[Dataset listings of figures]

>>

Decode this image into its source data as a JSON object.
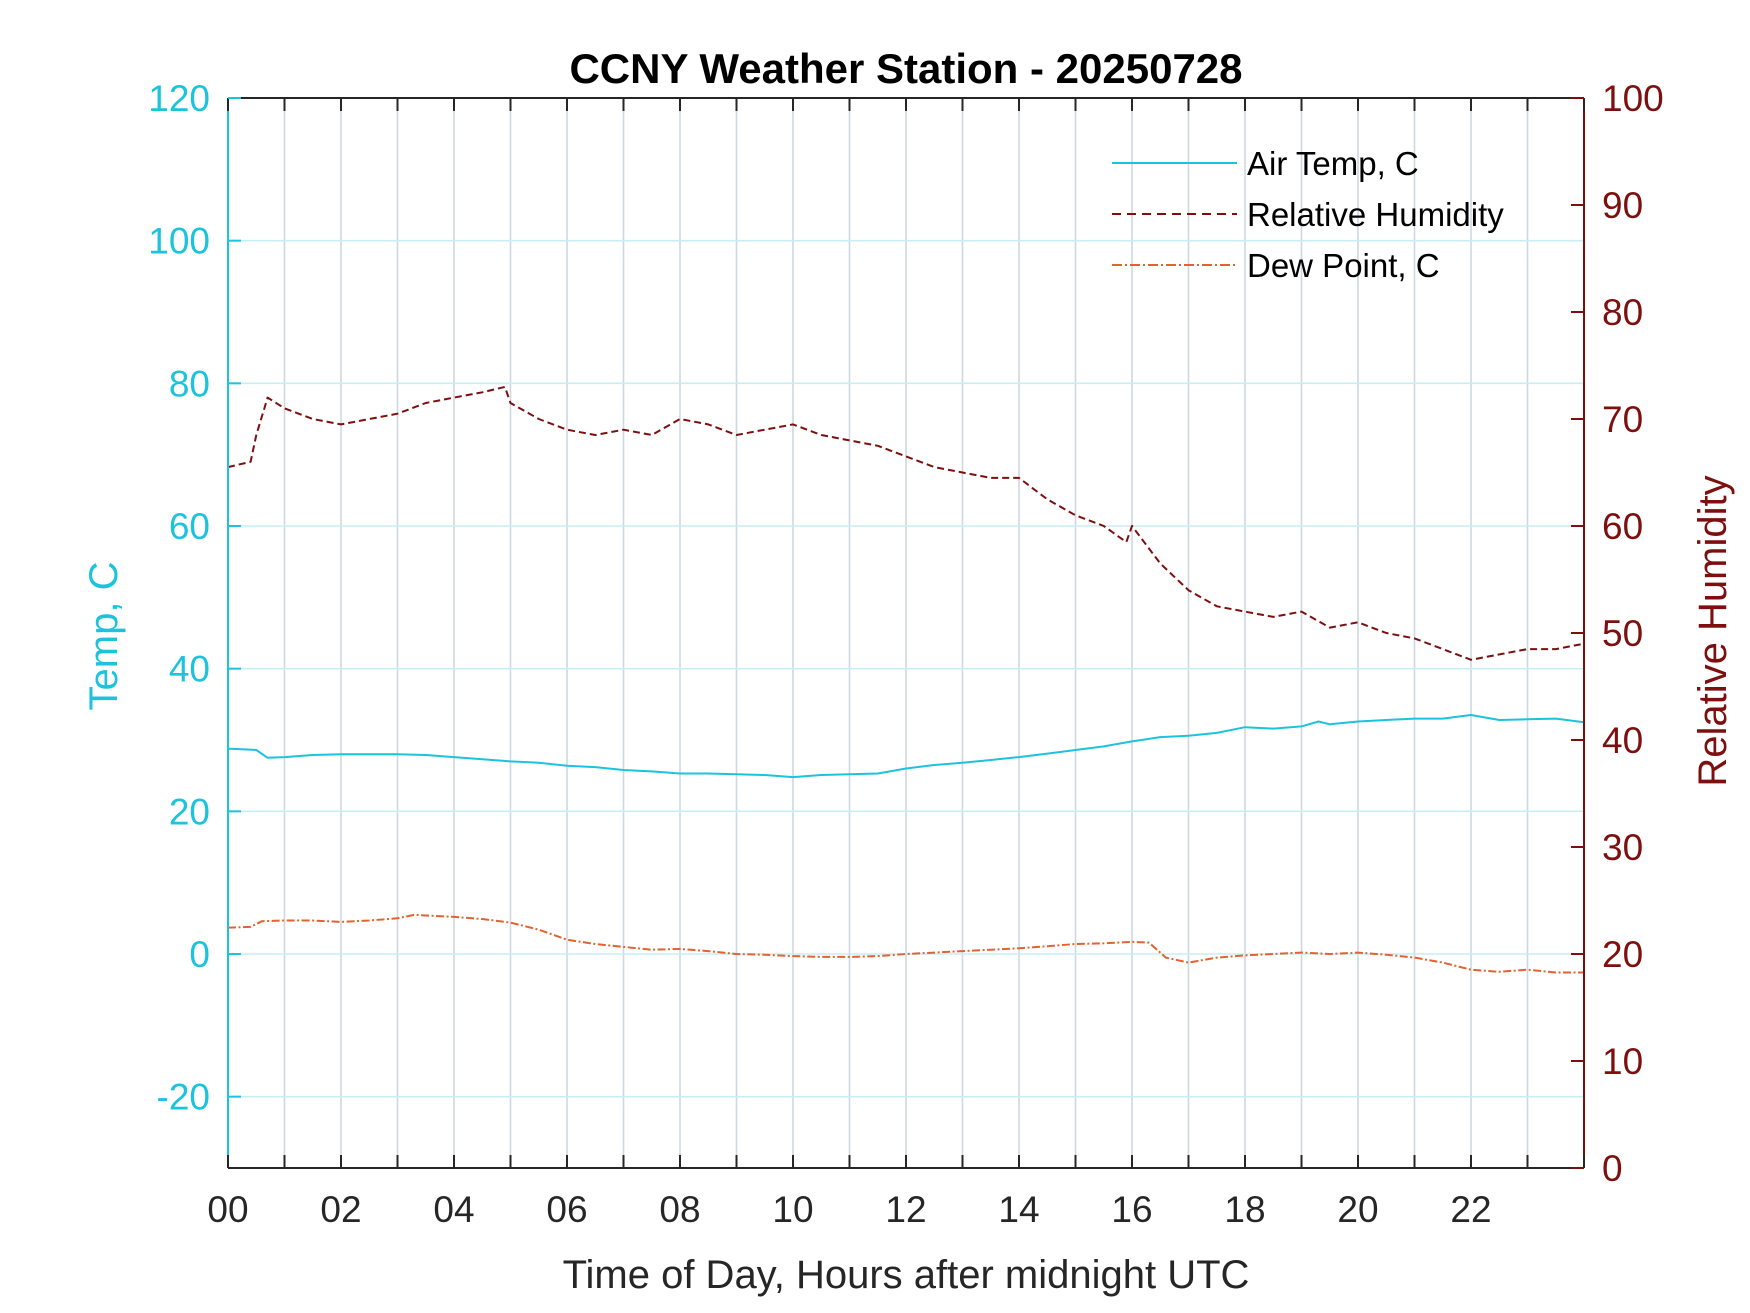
{
  "chart_data": {
    "type": "line",
    "title": "CCNY Weather Station - 20250728",
    "xlabel": "Time of Day, Hours after midnight UTC",
    "ylabel_left": "Temp, C",
    "ylabel_right": "Relative Humidity",
    "xlim": [
      0,
      24
    ],
    "ylim_left": [
      -30,
      120
    ],
    "ylim_right": [
      0,
      100
    ],
    "x_ticks": [
      0,
      2,
      4,
      6,
      8,
      10,
      12,
      14,
      16,
      18,
      20,
      22
    ],
    "x_tick_labels": [
      "00",
      "02",
      "04",
      "06",
      "08",
      "10",
      "12",
      "14",
      "16",
      "18",
      "20",
      "22"
    ],
    "y_left_ticks": [
      -20,
      0,
      20,
      40,
      60,
      80,
      100,
      120
    ],
    "y_left_tick_labels": [
      "-20",
      "0",
      "20",
      "40",
      "60",
      "80",
      "100",
      "120"
    ],
    "y_right_ticks": [
      0,
      10,
      20,
      30,
      40,
      50,
      60,
      70,
      80,
      90,
      100
    ],
    "y_right_tick_labels": [
      "0",
      "10",
      "20",
      "30",
      "40",
      "50",
      "60",
      "70",
      "80",
      "90",
      "100"
    ],
    "grid": true,
    "legend_position": "top-right",
    "colors": {
      "left_axis": "#1cc3dc",
      "right_axis": "#7d0f0f",
      "air_temp": "#1cc3dc",
      "humidity": "#7d0f0f",
      "dew_point": "#e3622e",
      "grid": "#cfd8e0",
      "hgrid": "#c8eef5"
    },
    "series": [
      {
        "name": "Air Temp, C",
        "axis": "left",
        "style": "solid",
        "x": [
          0,
          0.5,
          0.7,
          1,
          1.5,
          2,
          2.5,
          3,
          3.5,
          4,
          4.5,
          5,
          5.5,
          6,
          6.5,
          7,
          7.5,
          8,
          8.5,
          9,
          9.5,
          10,
          10.5,
          11,
          11.5,
          12,
          12.5,
          13,
          13.5,
          14,
          14.5,
          15,
          15.5,
          16,
          16.5,
          17,
          17.5,
          18,
          18.5,
          19,
          19.3,
          19.5,
          20,
          20.5,
          21,
          21.5,
          22,
          22.5,
          23,
          23.5,
          24
        ],
        "values": [
          28.8,
          28.6,
          27.5,
          27.6,
          27.9,
          28.0,
          28.0,
          28.0,
          27.9,
          27.6,
          27.3,
          27.0,
          26.8,
          26.4,
          26.2,
          25.8,
          25.6,
          25.3,
          25.3,
          25.2,
          25.1,
          24.8,
          25.1,
          25.2,
          25.3,
          26.0,
          26.5,
          26.8,
          27.2,
          27.6,
          28.1,
          28.6,
          29.1,
          29.8,
          30.4,
          30.6,
          31.0,
          31.8,
          31.6,
          31.9,
          32.6,
          32.2,
          32.6,
          32.8,
          33.0,
          33.0,
          33.5,
          32.8,
          32.9,
          33.0,
          32.5
        ]
      },
      {
        "name": "Relative Humidity",
        "axis": "right",
        "style": "dashed",
        "x": [
          0,
          0.4,
          0.5,
          0.7,
          1,
          1.5,
          2,
          2.5,
          3,
          3.5,
          4,
          4.5,
          4.9,
          5,
          5.5,
          6,
          6.5,
          7,
          7.5,
          8,
          8.5,
          9,
          9.5,
          10,
          10.5,
          11,
          11.5,
          12,
          12.5,
          13,
          13.5,
          14,
          14.5,
          15,
          15.5,
          15.9,
          16.0,
          16.5,
          17,
          17.5,
          18,
          18.5,
          19,
          19.5,
          20,
          20.5,
          21,
          21.5,
          22,
          22.5,
          23,
          23.5,
          24
        ],
        "values": [
          65.5,
          66,
          68.5,
          72,
          71,
          70,
          69.5,
          70,
          70.5,
          71.5,
          72,
          72.5,
          73,
          71.5,
          70,
          69,
          68.5,
          69,
          68.5,
          70,
          69.5,
          68.5,
          69,
          69.5,
          68.5,
          68,
          67.5,
          66.5,
          65.5,
          65,
          64.5,
          64.5,
          62.5,
          61,
          60,
          58.5,
          60,
          56.5,
          54,
          52.5,
          52,
          51.5,
          52,
          50.5,
          51,
          50,
          49.5,
          48.5,
          47.5,
          48,
          48.5,
          48.5,
          49
        ]
      },
      {
        "name": "Dew Point, C",
        "axis": "left",
        "style": "dashdot",
        "x": [
          0,
          0.4,
          0.6,
          1,
          1.5,
          2,
          2.5,
          3,
          3.3,
          3.5,
          4,
          4.5,
          5,
          5.5,
          6,
          6.5,
          7,
          7.5,
          8,
          8.5,
          9,
          9.5,
          10,
          10.5,
          11,
          11.5,
          12,
          12.5,
          13,
          13.5,
          14,
          14.5,
          15,
          15.5,
          16,
          16.3,
          16.6,
          17,
          17.5,
          18,
          18.5,
          19,
          19.5,
          20,
          20.5,
          21,
          21.5,
          22,
          22.5,
          23,
          23.5,
          24
        ],
        "values": [
          3.7,
          3.8,
          4.6,
          4.7,
          4.7,
          4.5,
          4.7,
          5.0,
          5.5,
          5.4,
          5.2,
          4.9,
          4.4,
          3.4,
          2.0,
          1.4,
          1.0,
          0.6,
          0.7,
          0.4,
          0.0,
          -0.1,
          -0.3,
          -0.4,
          -0.4,
          -0.3,
          0.0,
          0.2,
          0.4,
          0.6,
          0.8,
          1.1,
          1.4,
          1.5,
          1.7,
          1.6,
          -0.5,
          -1.2,
          -0.5,
          -0.2,
          0.0,
          0.2,
          0.0,
          0.2,
          -0.1,
          -0.5,
          -1.2,
          -2.2,
          -2.5,
          -2.2,
          -2.6,
          -2.6
        ]
      }
    ]
  }
}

<<

#### GIVEN PROBLEM
For the material, find the number of lines holding the word "name" and give that figure and nothing more.

#### SOLUTION FOR THIS EXERCISE
3